%%
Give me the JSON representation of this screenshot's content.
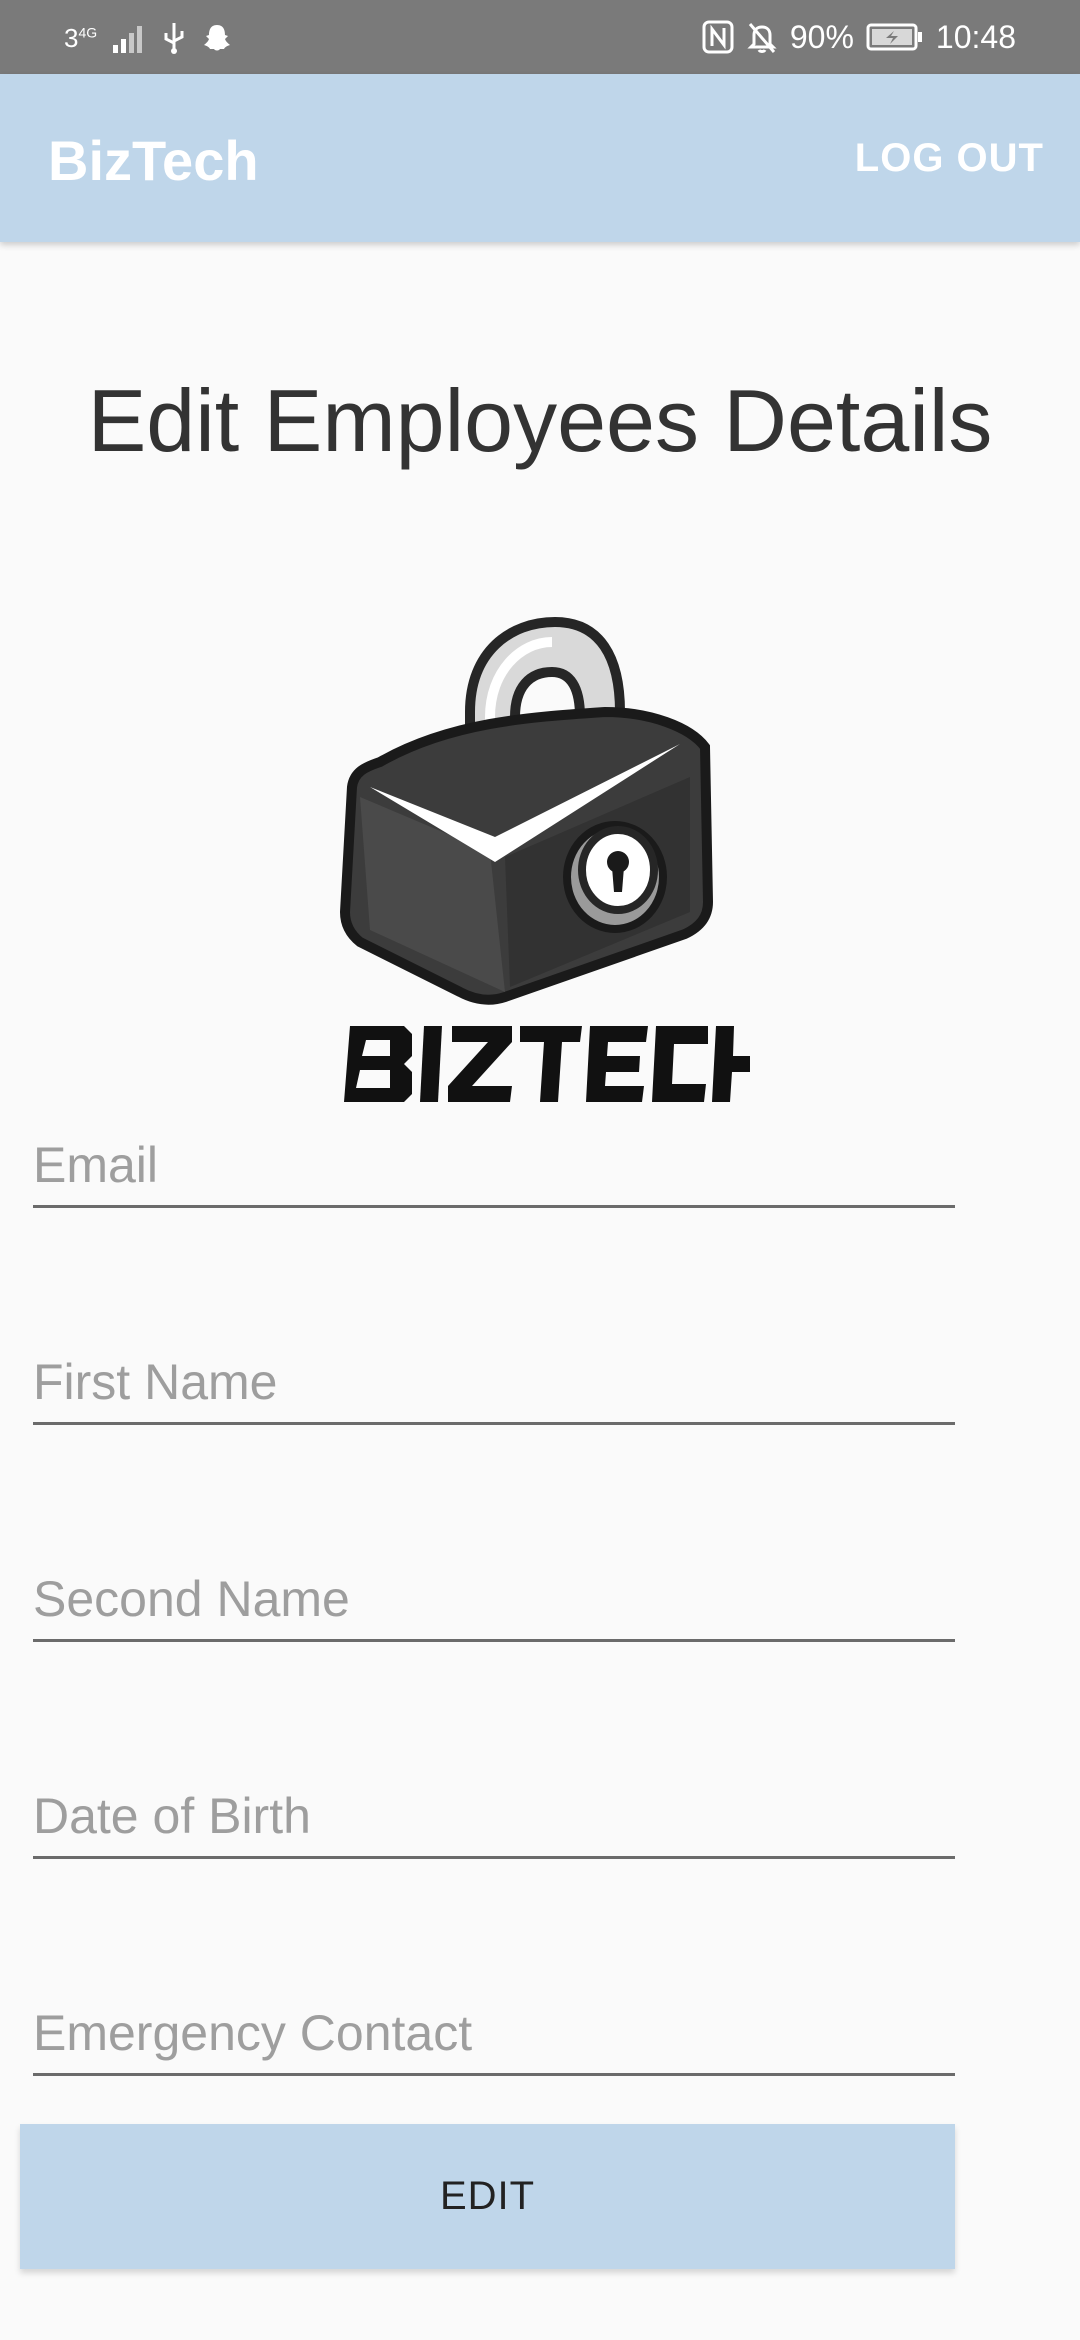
{
  "status_bar": {
    "carrier_signal": "3",
    "network_type": "4G",
    "battery_percent": "90%",
    "time": "10:48",
    "icons": [
      "signal-icon",
      "usb-icon",
      "snapchat-icon",
      "nfc-icon",
      "bell-off-icon",
      "battery-charging-icon"
    ]
  },
  "app_bar": {
    "title": "BizTech",
    "logout_label": "LOG OUT"
  },
  "page": {
    "title": "Edit Employees Details"
  },
  "logo": {
    "icon": "padlock-icon"
  },
  "form": {
    "email": {
      "placeholder": "Email",
      "value": ""
    },
    "first_name": {
      "placeholder": "First Name",
      "value": ""
    },
    "second_name": {
      "placeholder": "Second Name",
      "value": ""
    },
    "date_of_birth": {
      "placeholder": "Date of Birth",
      "value": ""
    },
    "emergency_contact": {
      "placeholder": "Emergency Contact",
      "value": ""
    },
    "submit_label": "EDIT"
  },
  "colors": {
    "primary": "#bfd6ea",
    "status_bar": "#7a7a7a",
    "background": "#fafafa",
    "text_dark": "#333333",
    "placeholder": "#9e9e9e"
  }
}
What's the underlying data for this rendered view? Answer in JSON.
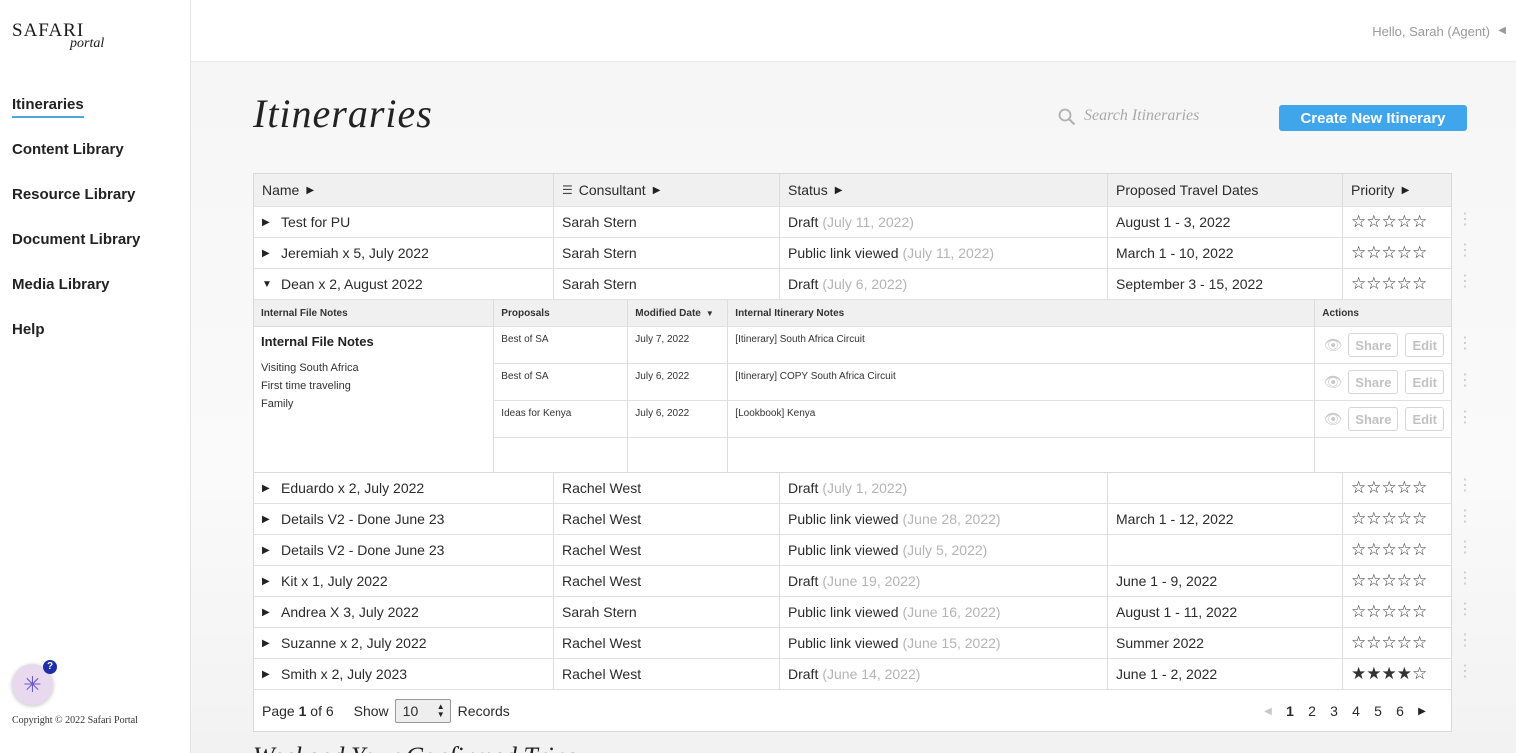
{
  "app": {
    "logo_main": "SAFARI",
    "logo_sub": "portal",
    "greeting": "Hello, Sarah (Agent)",
    "copyright": "Copyright © 2022 Safari Portal"
  },
  "nav": [
    {
      "label": "Itineraries",
      "active": true
    },
    {
      "label": "Content Library"
    },
    {
      "label": "Resource Library"
    },
    {
      "label": "Document Library"
    },
    {
      "label": "Media Library"
    },
    {
      "label": "Help"
    }
  ],
  "page": {
    "title": "Itineraries",
    "search_placeholder": "Search Itineraries",
    "create_label": "Create New Itinerary",
    "next_section_title": "Weekend Your Confirmed Trips"
  },
  "table": {
    "headers": {
      "name": "Name",
      "consultant": "Consultant",
      "status": "Status",
      "dates": "Proposed Travel Dates",
      "priority": "Priority"
    },
    "rows": [
      {
        "name": "Test for PU",
        "consultant": "Sarah Stern",
        "status": "Draft",
        "status_date": "(July 11, 2022)",
        "dates": "August 1 - 3, 2022",
        "stars": "☆☆☆☆☆"
      },
      {
        "name": "Jeremiah x 5, July 2022",
        "consultant": "Sarah Stern",
        "status": "Public link viewed",
        "status_date": "(July 11, 2022)",
        "dates": "March 1 - 10, 2022",
        "stars": "☆☆☆☆☆"
      },
      {
        "name": "Dean x 2, August 2022",
        "consultant": "Sarah Stern",
        "status": "Draft",
        "status_date": "(July 6, 2022)",
        "dates": "September 3 - 15, 2022",
        "stars": "☆☆☆☆☆",
        "expanded": true
      },
      {
        "name": "Eduardo x 2, July 2022",
        "consultant": "Rachel West",
        "status": "Draft",
        "status_date": "(July 1, 2022)",
        "dates": "",
        "stars": "☆☆☆☆☆"
      },
      {
        "name": "Details V2 - Done June 23",
        "consultant": "Rachel West",
        "status": "Public link viewed",
        "status_date": "(June 28, 2022)",
        "dates": "March 1 - 12, 2022",
        "stars": "☆☆☆☆☆"
      },
      {
        "name": "Details V2 - Done June 23",
        "consultant": "Rachel West",
        "status": "Public link viewed",
        "status_date": "(July 5, 2022)",
        "dates": "",
        "stars": "☆☆☆☆☆"
      },
      {
        "name": "Kit x 1, July 2022",
        "consultant": "Rachel West",
        "status": "Draft",
        "status_date": "(June 19, 2022)",
        "dates": "June 1 - 9, 2022",
        "stars": "☆☆☆☆☆"
      },
      {
        "name": "Andrea X 3, July 2022",
        "consultant": "Sarah Stern",
        "status": "Public link viewed",
        "status_date": "(June 16, 2022)",
        "dates": "August 1 - 11, 2022",
        "stars": "☆☆☆☆☆"
      },
      {
        "name": "Suzanne x 2, July 2022",
        "consultant": "Rachel West",
        "status": "Public link viewed",
        "status_date": "(June 15, 2022)",
        "dates": "Summer 2022",
        "stars": "☆☆☆☆☆"
      },
      {
        "name": "Smith x 2, July 2023",
        "consultant": "Rachel West",
        "status": "Draft",
        "status_date": "(June 14, 2022)",
        "dates": "June 1 - 2, 2022",
        "stars": "★★★★☆"
      }
    ]
  },
  "detail": {
    "headers": {
      "notes": "Internal File Notes",
      "proposals": "Proposals",
      "modified": "Modified Date",
      "itinerary_notes": "Internal Itinerary Notes",
      "actions": "Actions"
    },
    "notes_title": "Internal File Notes",
    "notes_lines": [
      "Visiting South Africa",
      "First time traveling",
      "Family"
    ],
    "share_label": "Share",
    "edit_label": "Edit",
    "proposals": [
      {
        "name": "Best of SA",
        "modified": "July 7, 2022",
        "note": "[Itinerary] South Africa Circuit"
      },
      {
        "name": "Best of SA",
        "modified": "July 6, 2022",
        "note": "[Itinerary] COPY South Africa Circuit"
      },
      {
        "name": "Ideas for Kenya",
        "modified": "July 6, 2022",
        "note": "[Lookbook] Kenya"
      }
    ]
  },
  "footer": {
    "page_label": "Page",
    "page_current": "1",
    "page_of": "of 6",
    "show_label": "Show",
    "show_value": "10",
    "records_label": "Records",
    "pages": [
      "1",
      "2",
      "3",
      "4",
      "5",
      "6"
    ]
  }
}
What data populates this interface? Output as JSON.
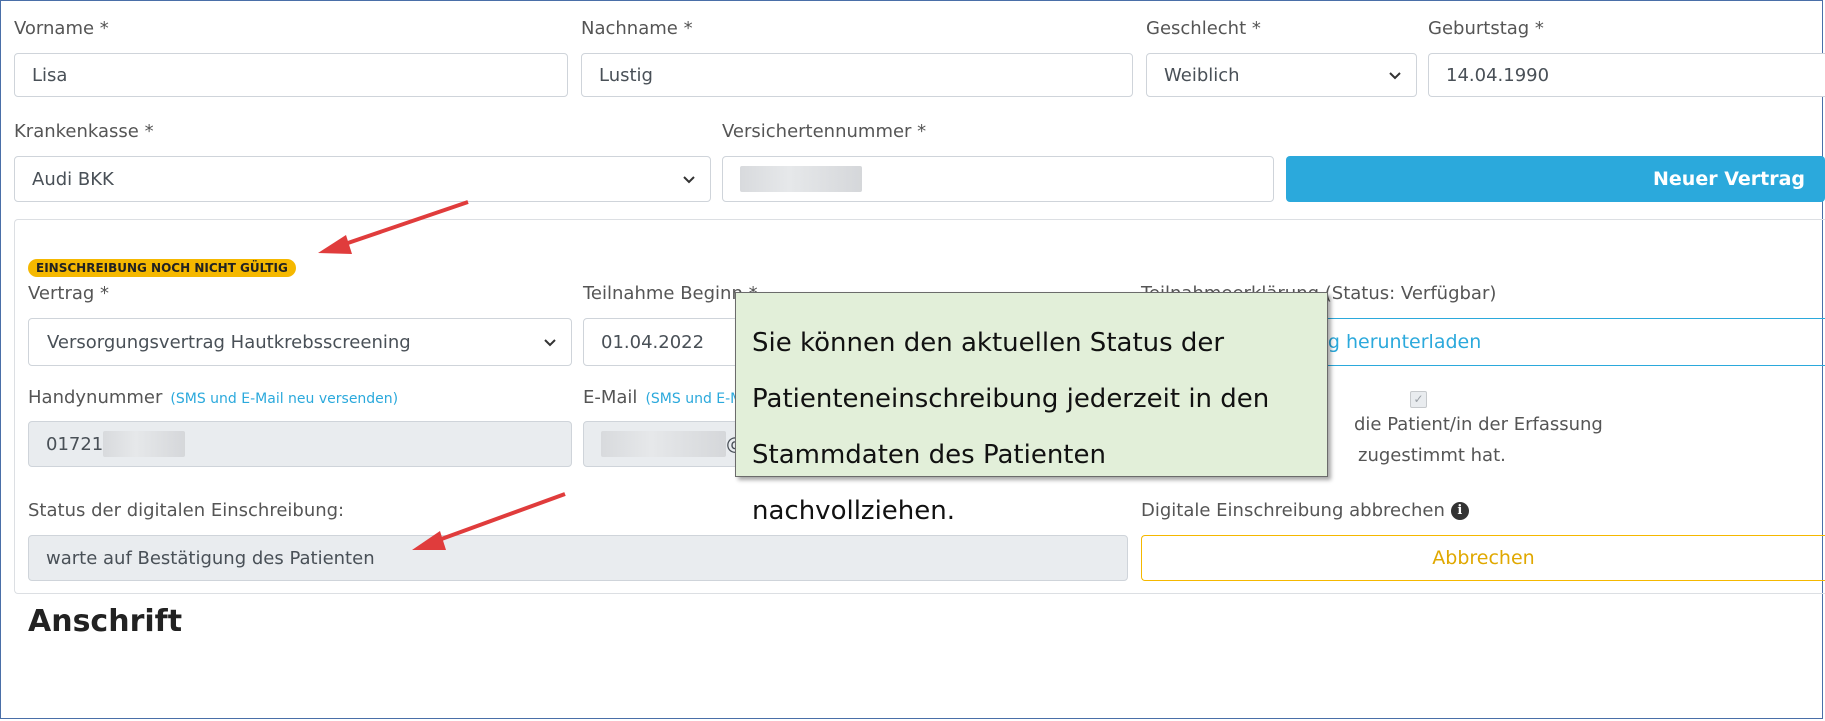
{
  "personal": {
    "vorname_label": "Vorname  *",
    "vorname_value": "Lisa",
    "nachname_label": "Nachname  *",
    "nachname_value": "Lustig",
    "geschlecht_label": "Geschlecht  *",
    "geschlecht_value": "Weiblich",
    "geburtstag_label": "Geburtstag  *",
    "geburtstag_value": "14.04.1990"
  },
  "insurance": {
    "krankenkasse_label": "Krankenkasse  *",
    "krankenkasse_value": "Audi BKK",
    "versichertennummer_label": "Versichertennummer  *",
    "neuer_vertrag_button": "Neuer Vertrag"
  },
  "enrollment": {
    "status_badge": "EINSCHREIBUNG NOCH NICHT GÜLTIG",
    "vertrag_label": "Vertrag  *",
    "vertrag_value": "Versorgungsvertrag Hautkrebsscreening",
    "teilnahme_label": "Teilnahme Beginn  *",
    "teilnahme_value": "01.04.2022",
    "teilnahmeerklaerung_label": "Teilnahmeerklärung (Status: Verfügbar)",
    "download_link": "Teilnahmeerklärung herunterladen",
    "handynummer_label": "Handynummer",
    "resend_link_1": "(SMS und E-Mail neu versenden)",
    "handynummer_value": "01721",
    "email_label": "E-Mail",
    "resend_link_2": "(SMS und E-Mail neu versenden)",
    "email_at": "@",
    "consent_text_1": "die Patient/in der Erfassung",
    "consent_text_2": "zugestimmt hat.",
    "digital_status_label": "Status der digitalen Einschreibung:",
    "digital_status_value": "warte auf Bestätigung des Patienten",
    "abbrechen_label": "Digitale Einschreibung abbrechen",
    "abbrechen_button": "Abbrechen"
  },
  "callout": {
    "line1": "Sie können den aktuellen Status der",
    "line2": "Patienteneinschreibung jederzeit in den",
    "line3": "Stammdaten des Patienten nachvollziehen."
  },
  "next_heading": "Anschrift",
  "colors": {
    "primary": "#2ba9dc",
    "warning": "#f5b800",
    "arrow": "#e03c3c",
    "callout_bg": "#e2efd9"
  }
}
%%
Repeat the listing above exactly, with no pictures.

● **Exercise response**:
Give me the JSON representation of this screenshot's content.
{
  "status_bar": {
    "carrier_signal": "3",
    "network_type": "4G",
    "battery_percent": "90%",
    "time": "10:48",
    "icons": [
      "signal-icon",
      "usb-icon",
      "snapchat-icon",
      "nfc-icon",
      "bell-off-icon",
      "battery-charging-icon"
    ]
  },
  "app_bar": {
    "title": "BizTech",
    "logout_label": "LOG OUT"
  },
  "page": {
    "title": "Edit Employees Details"
  },
  "logo": {
    "icon": "padlock-icon"
  },
  "form": {
    "email": {
      "placeholder": "Email",
      "value": ""
    },
    "first_name": {
      "placeholder": "First Name",
      "value": ""
    },
    "second_name": {
      "placeholder": "Second Name",
      "value": ""
    },
    "date_of_birth": {
      "placeholder": "Date of Birth",
      "value": ""
    },
    "emergency_contact": {
      "placeholder": "Emergency Contact",
      "value": ""
    },
    "submit_label": "EDIT"
  },
  "colors": {
    "primary": "#bfd6ea",
    "status_bar": "#7a7a7a",
    "background": "#fafafa",
    "text_dark": "#333333",
    "placeholder": "#9e9e9e"
  }
}
What's the underlying data for this rendered view? Answer in JSON.
{
  "app": {
    "logo_main": "SAFARI",
    "logo_sub": "portal",
    "greeting": "Hello, Sarah (Agent)",
    "copyright": "Copyright © 2022 Safari Portal"
  },
  "nav": [
    {
      "label": "Itineraries",
      "active": true
    },
    {
      "label": "Content Library"
    },
    {
      "label": "Resource Library"
    },
    {
      "label": "Document Library"
    },
    {
      "label": "Media Library"
    },
    {
      "label": "Help"
    }
  ],
  "page": {
    "title": "Itineraries",
    "search_placeholder": "Search Itineraries",
    "create_label": "Create New Itinerary",
    "next_section_title": "Weekend Your Confirmed Trips"
  },
  "table": {
    "headers": {
      "name": "Name",
      "consultant": "Consultant",
      "status": "Status",
      "dates": "Proposed Travel Dates",
      "priority": "Priority"
    },
    "rows": [
      {
        "name": "Test for PU",
        "consultant": "Sarah Stern",
        "status": "Draft",
        "status_date": "(July 11, 2022)",
        "dates": "August 1 - 3, 2022",
        "stars": "☆☆☆☆☆"
      },
      {
        "name": "Jeremiah x 5, July 2022",
        "consultant": "Sarah Stern",
        "status": "Public link viewed",
        "status_date": "(July 11, 2022)",
        "dates": "March 1 - 10, 2022",
        "stars": "☆☆☆☆☆"
      },
      {
        "name": "Dean x 2, August 2022",
        "consultant": "Sarah Stern",
        "status": "Draft",
        "status_date": "(July 6, 2022)",
        "dates": "September 3 - 15, 2022",
        "stars": "☆☆☆☆☆",
        "expanded": true
      },
      {
        "name": "Eduardo x 2, July 2022",
        "consultant": "Rachel West",
        "status": "Draft",
        "status_date": "(July 1, 2022)",
        "dates": "",
        "stars": "☆☆☆☆☆"
      },
      {
        "name": "Details V2 - Done June 23",
        "consultant": "Rachel West",
        "status": "Public link viewed",
        "status_date": "(June 28, 2022)",
        "dates": "March 1 - 12, 2022",
        "stars": "☆☆☆☆☆"
      },
      {
        "name": "Details V2 - Done June 23",
        "consultant": "Rachel West",
        "status": "Public link viewed",
        "status_date": "(July 5, 2022)",
        "dates": "",
        "stars": "☆☆☆☆☆"
      },
      {
        "name": "Kit x 1, July 2022",
        "consultant": "Rachel West",
        "status": "Draft",
        "status_date": "(June 19, 2022)",
        "dates": "June 1 - 9, 2022",
        "stars": "☆☆☆☆☆"
      },
      {
        "name": "Andrea X 3, July 2022",
        "consultant": "Sarah Stern",
        "status": "Public link viewed",
        "status_date": "(June 16, 2022)",
        "dates": "August 1 - 11, 2022",
        "stars": "☆☆☆☆☆"
      },
      {
        "name": "Suzanne x 2, July 2022",
        "consultant": "Rachel West",
        "status": "Public link viewed",
        "status_date": "(June 15, 2022)",
        "dates": "Summer 2022",
        "stars": "☆☆☆☆☆"
      },
      {
        "name": "Smith x 2, July 2023",
        "consultant": "Rachel West",
        "status": "Draft",
        "status_date": "(June 14, 2022)",
        "dates": "June 1 - 2, 2022",
        "stars": "★★★★☆"
      }
    ]
  },
  "detail": {
    "headers": {
      "notes": "Internal File Notes",
      "proposals": "Proposals",
      "modified": "Modified Date",
      "itinerary_notes": "Internal Itinerary Notes",
      "actions": "Actions"
    },
    "notes_title": "Internal File Notes",
    "notes_lines": [
      "Visiting South Africa",
      "First time traveling",
      "Family"
    ],
    "share_label": "Share",
    "edit_label": "Edit",
    "proposals": [
      {
        "name": "Best of SA",
        "modified": "July 7, 2022",
        "note": "[Itinerary] South Africa Circuit"
      },
      {
        "name": "Best of SA",
        "modified": "July 6, 2022",
        "note": "[Itinerary] COPY South Africa Circuit"
      },
      {
        "name": "Ideas for Kenya",
        "modified": "July 6, 2022",
        "note": "[Lookbook] Kenya"
      }
    ]
  },
  "footer": {
    "page_label": "Page",
    "page_current": "1",
    "page_of": "of 6",
    "show_label": "Show",
    "show_value": "10",
    "records_label": "Records",
    "pages": [
      "1",
      "2",
      "3",
      "4",
      "5",
      "6"
    ]
  }
}
What data populates this interface? Output as JSON.
{
  "personal": {
    "vorname_label": "Vorname  *",
    "vorname_value": "Lisa",
    "nachname_label": "Nachname  *",
    "nachname_value": "Lustig",
    "geschlecht_label": "Geschlecht  *",
    "geschlecht_value": "Weiblich",
    "geburtstag_label": "Geburtstag  *",
    "geburtstag_value": "14.04.1990"
  },
  "insurance": {
    "krankenkasse_label": "Krankenkasse  *",
    "krankenkasse_value": "Audi BKK",
    "versichertennummer_label": "Versichertennummer  *",
    "neuer_vertrag_button": "Neuer Vertrag"
  },
  "enrollment": {
    "status_badge": "EINSCHREIBUNG NOCH NICHT GÜLTIG",
    "vertrag_label": "Vertrag  *",
    "vertrag_value": "Versorgungsvertrag Hautkrebsscreening",
    "teilnahme_label": "Teilnahme Beginn  *",
    "teilnahme_value": "01.04.2022",
    "teilnahmeerklaerung_label": "Teilnahmeerklärung (Status: Verfügbar)",
    "download_link": "Teilnahmeerklärung herunterladen",
    "handynummer_label": "Handynummer",
    "resend_link_1": "(SMS und E-Mail neu versenden)",
    "handynummer_value": "01721",
    "email_label": "E-Mail",
    "resend_link_2": "(SMS und E-Mail neu versenden)",
    "email_at": "@",
    "consent_text_1": "die Patient/in der Erfassung",
    "consent_text_2": "zugestimmt hat.",
    "digital_status_label": "Status der digitalen Einschreibung:",
    "digital_status_value": "warte auf Bestätigung des Patienten",
    "abbrechen_label": "Digitale Einschreibung abbrechen",
    "abbrechen_button": "Abbrechen"
  },
  "callout": {
    "line1": "Sie können den aktuellen Status der",
    "line2": "Patienteneinschreibung jederzeit in den",
    "line3": "Stammdaten des Patienten nachvollziehen."
  },
  "next_heading": "Anschrift",
  "colors": {
    "primary": "#2ba9dc",
    "warning": "#f5b800",
    "arrow": "#e03c3c",
    "callout_bg": "#e2efd9"
  }
}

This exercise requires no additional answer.